---------- Stored data ----------
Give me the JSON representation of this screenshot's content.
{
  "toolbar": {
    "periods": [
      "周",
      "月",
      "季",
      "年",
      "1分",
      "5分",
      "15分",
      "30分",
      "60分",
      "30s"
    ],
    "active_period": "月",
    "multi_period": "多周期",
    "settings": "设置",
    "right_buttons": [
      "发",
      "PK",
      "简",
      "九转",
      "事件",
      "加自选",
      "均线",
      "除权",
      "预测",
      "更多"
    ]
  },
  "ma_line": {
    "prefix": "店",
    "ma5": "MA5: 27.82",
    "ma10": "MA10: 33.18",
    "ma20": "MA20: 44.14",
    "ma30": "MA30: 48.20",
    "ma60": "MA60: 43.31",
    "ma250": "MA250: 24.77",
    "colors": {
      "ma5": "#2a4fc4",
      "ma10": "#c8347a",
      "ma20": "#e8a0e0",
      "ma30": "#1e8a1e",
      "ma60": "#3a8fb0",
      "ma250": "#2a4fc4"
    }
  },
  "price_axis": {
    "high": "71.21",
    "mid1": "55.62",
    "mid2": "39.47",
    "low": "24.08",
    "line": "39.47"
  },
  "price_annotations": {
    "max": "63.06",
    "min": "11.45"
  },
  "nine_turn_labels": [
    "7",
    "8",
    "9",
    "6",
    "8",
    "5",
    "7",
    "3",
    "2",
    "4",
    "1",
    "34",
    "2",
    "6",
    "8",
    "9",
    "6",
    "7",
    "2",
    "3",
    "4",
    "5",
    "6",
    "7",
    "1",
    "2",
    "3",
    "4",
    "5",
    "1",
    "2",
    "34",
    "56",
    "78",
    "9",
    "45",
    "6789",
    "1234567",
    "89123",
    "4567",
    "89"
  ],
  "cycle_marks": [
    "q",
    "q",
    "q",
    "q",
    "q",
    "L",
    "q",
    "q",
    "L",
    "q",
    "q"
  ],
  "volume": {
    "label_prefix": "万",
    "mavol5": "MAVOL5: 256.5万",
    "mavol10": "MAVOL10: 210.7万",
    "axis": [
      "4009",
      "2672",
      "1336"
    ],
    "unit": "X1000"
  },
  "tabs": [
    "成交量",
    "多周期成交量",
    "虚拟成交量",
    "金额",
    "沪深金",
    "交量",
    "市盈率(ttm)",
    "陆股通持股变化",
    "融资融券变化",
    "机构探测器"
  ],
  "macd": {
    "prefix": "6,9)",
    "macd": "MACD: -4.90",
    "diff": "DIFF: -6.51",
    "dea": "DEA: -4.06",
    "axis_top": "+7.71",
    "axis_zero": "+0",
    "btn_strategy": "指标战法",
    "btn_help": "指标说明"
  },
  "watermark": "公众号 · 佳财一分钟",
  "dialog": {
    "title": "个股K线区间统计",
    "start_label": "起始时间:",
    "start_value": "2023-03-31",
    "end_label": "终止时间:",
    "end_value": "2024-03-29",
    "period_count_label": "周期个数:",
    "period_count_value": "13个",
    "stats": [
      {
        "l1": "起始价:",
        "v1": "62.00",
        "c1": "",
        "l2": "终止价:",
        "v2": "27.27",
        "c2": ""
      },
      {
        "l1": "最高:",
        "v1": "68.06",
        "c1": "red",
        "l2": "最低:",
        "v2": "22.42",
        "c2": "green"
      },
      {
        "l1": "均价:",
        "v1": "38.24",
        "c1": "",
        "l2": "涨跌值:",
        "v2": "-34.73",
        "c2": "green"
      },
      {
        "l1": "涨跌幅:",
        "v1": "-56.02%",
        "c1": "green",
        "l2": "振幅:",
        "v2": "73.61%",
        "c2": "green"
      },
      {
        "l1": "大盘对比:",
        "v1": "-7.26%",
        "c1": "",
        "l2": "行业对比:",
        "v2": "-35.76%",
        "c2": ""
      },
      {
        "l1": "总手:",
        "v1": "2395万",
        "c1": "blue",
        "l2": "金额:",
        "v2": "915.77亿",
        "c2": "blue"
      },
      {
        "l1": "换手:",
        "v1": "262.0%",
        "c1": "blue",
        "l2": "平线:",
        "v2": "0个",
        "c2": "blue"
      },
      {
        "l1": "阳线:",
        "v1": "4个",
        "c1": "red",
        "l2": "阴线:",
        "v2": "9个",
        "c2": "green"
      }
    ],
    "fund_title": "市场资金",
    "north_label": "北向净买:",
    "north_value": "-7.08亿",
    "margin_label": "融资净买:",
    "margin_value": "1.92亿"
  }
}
----------
# What to work on:
Output every entry shown above, exactly.

# Solved exercise:
Give me the JSON representation of this screenshot's content.
{
  "toolbar": {
    "periods": [
      "周",
      "月",
      "季",
      "年",
      "1分",
      "5分",
      "15分",
      "30分",
      "60分",
      "30s"
    ],
    "active_period": "月",
    "multi_period": "多周期",
    "settings": "设置",
    "right_buttons": [
      "发",
      "PK",
      "简",
      "九转",
      "事件",
      "加自选",
      "均线",
      "除权",
      "预测",
      "更多"
    ]
  },
  "ma_line": {
    "prefix": "店",
    "ma5": "MA5: 27.82",
    "ma10": "MA10: 33.18",
    "ma20": "MA20: 44.14",
    "ma30": "MA30: 48.20",
    "ma60": "MA60: 43.31",
    "ma250": "MA250: 24.77",
    "colors": {
      "ma5": "#2a4fc4",
      "ma10": "#c8347a",
      "ma20": "#e8a0e0",
      "ma30": "#1e8a1e",
      "ma60": "#3a8fb0",
      "ma250": "#2a4fc4"
    }
  },
  "price_axis": {
    "high": "71.21",
    "mid1": "55.62",
    "mid2": "39.47",
    "low": "24.08",
    "line": "39.47"
  },
  "price_annotations": {
    "max": "63.06",
    "min": "11.45"
  },
  "nine_turn_labels": [
    "7",
    "8",
    "9",
    "6",
    "8",
    "5",
    "7",
    "3",
    "2",
    "4",
    "1",
    "34",
    "2",
    "6",
    "8",
    "9",
    "6",
    "7",
    "2",
    "3",
    "4",
    "5",
    "6",
    "7",
    "1",
    "2",
    "3",
    "4",
    "5",
    "1",
    "2",
    "34",
    "56",
    "78",
    "9",
    "45",
    "6789",
    "1234567",
    "89123",
    "4567",
    "89"
  ],
  "cycle_marks": [
    "q",
    "q",
    "q",
    "q",
    "q",
    "L",
    "q",
    "q",
    "L",
    "q",
    "q"
  ],
  "volume": {
    "label_prefix": "万",
    "mavol5": "MAVOL5: 256.5万",
    "mavol10": "MAVOL10: 210.7万",
    "axis": [
      "4009",
      "2672",
      "1336"
    ],
    "unit": "X1000"
  },
  "tabs": [
    "成交量",
    "多周期成交量",
    "虚拟成交量",
    "金额",
    "沪深金",
    "交量",
    "市盈率(ttm)",
    "陆股通持股变化",
    "融资融券变化",
    "机构探测器"
  ],
  "macd": {
    "prefix": "6,9)",
    "macd": "MACD: -4.90",
    "diff": "DIFF: -6.51",
    "dea": "DEA: -4.06",
    "axis_top": "+7.71",
    "axis_zero": "+0",
    "btn_strategy": "指标战法",
    "btn_help": "指标说明"
  },
  "watermark": "公众号 · 佳财一分钟",
  "dialog": {
    "title": "个股K线区间统计",
    "start_label": "起始时间:",
    "start_value": "2023-03-31",
    "end_label": "终止时间:",
    "end_value": "2024-03-29",
    "period_count_label": "周期个数:",
    "period_count_value": "13个",
    "stats": [
      {
        "l1": "起始价:",
        "v1": "62.00",
        "c1": "",
        "l2": "终止价:",
        "v2": "27.27",
        "c2": ""
      },
      {
        "l1": "最高:",
        "v1": "68.06",
        "c1": "red",
        "l2": "最低:",
        "v2": "22.42",
        "c2": "green"
      },
      {
        "l1": "均价:",
        "v1": "38.24",
        "c1": "",
        "l2": "涨跌值:",
        "v2": "-34.73",
        "c2": "green"
      },
      {
        "l1": "涨跌幅:",
        "v1": "-56.02%",
        "c1": "green",
        "l2": "振幅:",
        "v2": "73.61%",
        "c2": "green"
      },
      {
        "l1": "大盘对比:",
        "v1": "-7.26%",
        "c1": "",
        "l2": "行业对比:",
        "v2": "-35.76%",
        "c2": ""
      },
      {
        "l1": "总手:",
        "v1": "2395万",
        "c1": "blue",
        "l2": "金额:",
        "v2": "915.77亿",
        "c2": "blue"
      },
      {
        "l1": "换手:",
        "v1": "262.0%",
        "c1": "blue",
        "l2": "平线:",
        "v2": "0个",
        "c2": "blue"
      },
      {
        "l1": "阳线:",
        "v1": "4个",
        "c1": "red",
        "l2": "阴线:",
        "v2": "9个",
        "c2": "green"
      }
    ],
    "fund_title": "市场资金",
    "north_label": "北向净买:",
    "north_value": "-7.08亿",
    "margin_label": "融资净买:",
    "margin_value": "1.92亿"
  }
}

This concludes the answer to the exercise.